▶ **Dataset rows about figures**:
start

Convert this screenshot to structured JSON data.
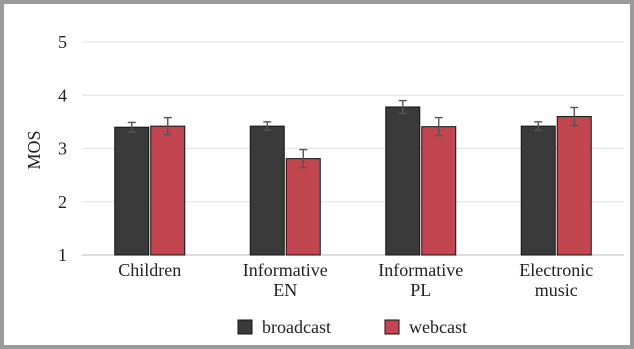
{
  "chart_data": {
    "type": "bar",
    "title": "",
    "xlabel": "",
    "ylabel": "MOS",
    "ylim": [
      1,
      5
    ],
    "yticks": [
      1,
      2,
      3,
      4,
      5
    ],
    "grid": true,
    "legend_position": "bottom",
    "categories": [
      [
        "Children"
      ],
      [
        "Informative",
        "EN"
      ],
      [
        "Informative",
        "PL"
      ],
      [
        "Electronic",
        "music"
      ]
    ],
    "series": [
      {
        "name": "broadcast",
        "color": "#3a3a3a",
        "values": [
          3.4,
          3.42,
          3.78,
          3.42
        ],
        "errors": [
          0.09,
          0.08,
          0.12,
          0.08
        ]
      },
      {
        "name": "webcast",
        "color": "#c1464f",
        "values": [
          3.42,
          2.81,
          3.41,
          3.6
        ],
        "errors": [
          0.16,
          0.17,
          0.17,
          0.17
        ]
      }
    ]
  }
}
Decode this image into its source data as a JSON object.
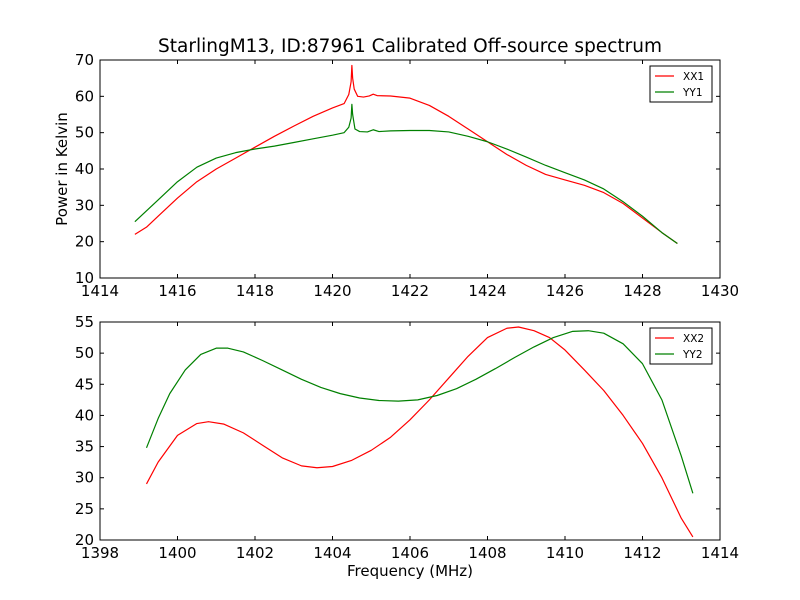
{
  "title": "StarlingM13, ID:87961 Calibrated Off-source spectrum",
  "chart_data": [
    {
      "type": "line",
      "ylabel": "Power in Kelvin",
      "xlabel": "",
      "xlim": [
        1414,
        1430
      ],
      "ylim": [
        10,
        70
      ],
      "xticks": [
        1414,
        1416,
        1418,
        1420,
        1422,
        1424,
        1426,
        1428,
        1430
      ],
      "yticks": [
        10,
        20,
        30,
        40,
        50,
        60,
        70
      ],
      "legend": "top-right",
      "grid": false,
      "series": [
        {
          "name": "XX1",
          "color": "#ff0000",
          "points": [
            [
              1414.9,
              22.0
            ],
            [
              1415.2,
              24.0
            ],
            [
              1415.5,
              27.0
            ],
            [
              1416.0,
              32.0
            ],
            [
              1416.5,
              36.5
            ],
            [
              1417.0,
              40.0
            ],
            [
              1417.5,
              43.0
            ],
            [
              1418.0,
              46.0
            ],
            [
              1418.5,
              49.0
            ],
            [
              1419.0,
              51.8
            ],
            [
              1419.5,
              54.5
            ],
            [
              1420.0,
              56.8
            ],
            [
              1420.3,
              58.0
            ],
            [
              1420.42,
              60.5
            ],
            [
              1420.48,
              64.0
            ],
            [
              1420.5,
              68.5
            ],
            [
              1420.52,
              65.0
            ],
            [
              1420.56,
              62.0
            ],
            [
              1420.65,
              60.0
            ],
            [
              1420.8,
              59.8
            ],
            [
              1420.95,
              60.1
            ],
            [
              1421.05,
              60.6
            ],
            [
              1421.15,
              60.2
            ],
            [
              1421.5,
              60.1
            ],
            [
              1422.0,
              59.5
            ],
            [
              1422.5,
              57.5
            ],
            [
              1423.0,
              54.5
            ],
            [
              1423.5,
              51.0
            ],
            [
              1424.0,
              47.5
            ],
            [
              1424.5,
              44.0
            ],
            [
              1425.0,
              41.0
            ],
            [
              1425.5,
              38.5
            ],
            [
              1426.0,
              37.0
            ],
            [
              1426.5,
              35.5
            ],
            [
              1427.0,
              33.5
            ],
            [
              1427.5,
              30.5
            ],
            [
              1428.0,
              26.5
            ],
            [
              1428.5,
              22.5
            ],
            [
              1428.9,
              19.5
            ]
          ]
        },
        {
          "name": "YY1",
          "color": "#008000",
          "points": [
            [
              1414.9,
              25.5
            ],
            [
              1415.2,
              28.5
            ],
            [
              1415.5,
              31.5
            ],
            [
              1416.0,
              36.5
            ],
            [
              1416.5,
              40.5
            ],
            [
              1417.0,
              43.0
            ],
            [
              1417.5,
              44.5
            ],
            [
              1418.0,
              45.5
            ],
            [
              1418.5,
              46.3
            ],
            [
              1419.0,
              47.3
            ],
            [
              1419.5,
              48.3
            ],
            [
              1420.0,
              49.3
            ],
            [
              1420.3,
              50.0
            ],
            [
              1420.42,
              51.5
            ],
            [
              1420.48,
              54.0
            ],
            [
              1420.5,
              57.8
            ],
            [
              1420.52,
              55.0
            ],
            [
              1420.58,
              51.0
            ],
            [
              1420.7,
              50.3
            ],
            [
              1420.9,
              50.2
            ],
            [
              1421.05,
              50.8
            ],
            [
              1421.2,
              50.3
            ],
            [
              1421.5,
              50.5
            ],
            [
              1422.0,
              50.6
            ],
            [
              1422.5,
              50.6
            ],
            [
              1423.0,
              50.2
            ],
            [
              1423.5,
              49.0
            ],
            [
              1424.0,
              47.5
            ],
            [
              1424.5,
              45.5
            ],
            [
              1425.0,
              43.3
            ],
            [
              1425.5,
              41.0
            ],
            [
              1426.0,
              39.0
            ],
            [
              1426.5,
              37.0
            ],
            [
              1427.0,
              34.5
            ],
            [
              1427.5,
              31.0
            ],
            [
              1428.0,
              27.0
            ],
            [
              1428.5,
              22.5
            ],
            [
              1428.9,
              19.5
            ]
          ]
        }
      ]
    },
    {
      "type": "line",
      "xlabel": "Frequency (MHz)",
      "ylabel": "",
      "xlim": [
        1398,
        1414
      ],
      "ylim": [
        20,
        55
      ],
      "xticks": [
        1398,
        1400,
        1402,
        1404,
        1406,
        1408,
        1410,
        1412,
        1414
      ],
      "yticks": [
        20,
        25,
        30,
        35,
        40,
        45,
        50,
        55
      ],
      "legend": "top-right",
      "grid": false,
      "series": [
        {
          "name": "XX2",
          "color": "#ff0000",
          "points": [
            [
              1399.2,
              29.0
            ],
            [
              1399.5,
              32.5
            ],
            [
              1400.0,
              36.8
            ],
            [
              1400.5,
              38.7
            ],
            [
              1400.8,
              39.0
            ],
            [
              1401.2,
              38.6
            ],
            [
              1401.7,
              37.2
            ],
            [
              1402.2,
              35.2
            ],
            [
              1402.7,
              33.2
            ],
            [
              1403.2,
              31.9
            ],
            [
              1403.6,
              31.6
            ],
            [
              1404.0,
              31.8
            ],
            [
              1404.5,
              32.8
            ],
            [
              1405.0,
              34.4
            ],
            [
              1405.5,
              36.5
            ],
            [
              1406.0,
              39.3
            ],
            [
              1406.5,
              42.5
            ],
            [
              1407.0,
              46.0
            ],
            [
              1407.5,
              49.5
            ],
            [
              1408.0,
              52.5
            ],
            [
              1408.5,
              54.0
            ],
            [
              1408.8,
              54.2
            ],
            [
              1409.2,
              53.6
            ],
            [
              1409.6,
              52.5
            ],
            [
              1410.0,
              50.5
            ],
            [
              1410.5,
              47.3
            ],
            [
              1411.0,
              44.0
            ],
            [
              1411.5,
              40.0
            ],
            [
              1412.0,
              35.5
            ],
            [
              1412.5,
              30.0
            ],
            [
              1413.0,
              23.5
            ],
            [
              1413.3,
              20.5
            ]
          ]
        },
        {
          "name": "YY2",
          "color": "#008000",
          "points": [
            [
              1399.2,
              34.8
            ],
            [
              1399.5,
              39.5
            ],
            [
              1399.8,
              43.5
            ],
            [
              1400.2,
              47.3
            ],
            [
              1400.6,
              49.8
            ],
            [
              1401.0,
              50.8
            ],
            [
              1401.3,
              50.8
            ],
            [
              1401.7,
              50.2
            ],
            [
              1402.2,
              48.8
            ],
            [
              1402.7,
              47.3
            ],
            [
              1403.2,
              45.8
            ],
            [
              1403.7,
              44.5
            ],
            [
              1404.2,
              43.5
            ],
            [
              1404.7,
              42.8
            ],
            [
              1405.2,
              42.4
            ],
            [
              1405.7,
              42.3
            ],
            [
              1406.2,
              42.5
            ],
            [
              1406.7,
              43.2
            ],
            [
              1407.2,
              44.3
            ],
            [
              1407.7,
              45.8
            ],
            [
              1408.2,
              47.5
            ],
            [
              1408.7,
              49.3
            ],
            [
              1409.2,
              51.0
            ],
            [
              1409.7,
              52.5
            ],
            [
              1410.2,
              53.5
            ],
            [
              1410.6,
              53.6
            ],
            [
              1411.0,
              53.2
            ],
            [
              1411.5,
              51.5
            ],
            [
              1412.0,
              48.3
            ],
            [
              1412.5,
              42.5
            ],
            [
              1413.0,
              33.5
            ],
            [
              1413.3,
              27.5
            ]
          ]
        }
      ]
    }
  ]
}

end

▶ **TASK DIRECTIONS**:
Select every line above that contains the word "JSON", and copy it.

▶ **RESULT OF THE EXERCISE**:
Convert this screenshot to structured JSON data.
Decode this image into its source data as a JSON object.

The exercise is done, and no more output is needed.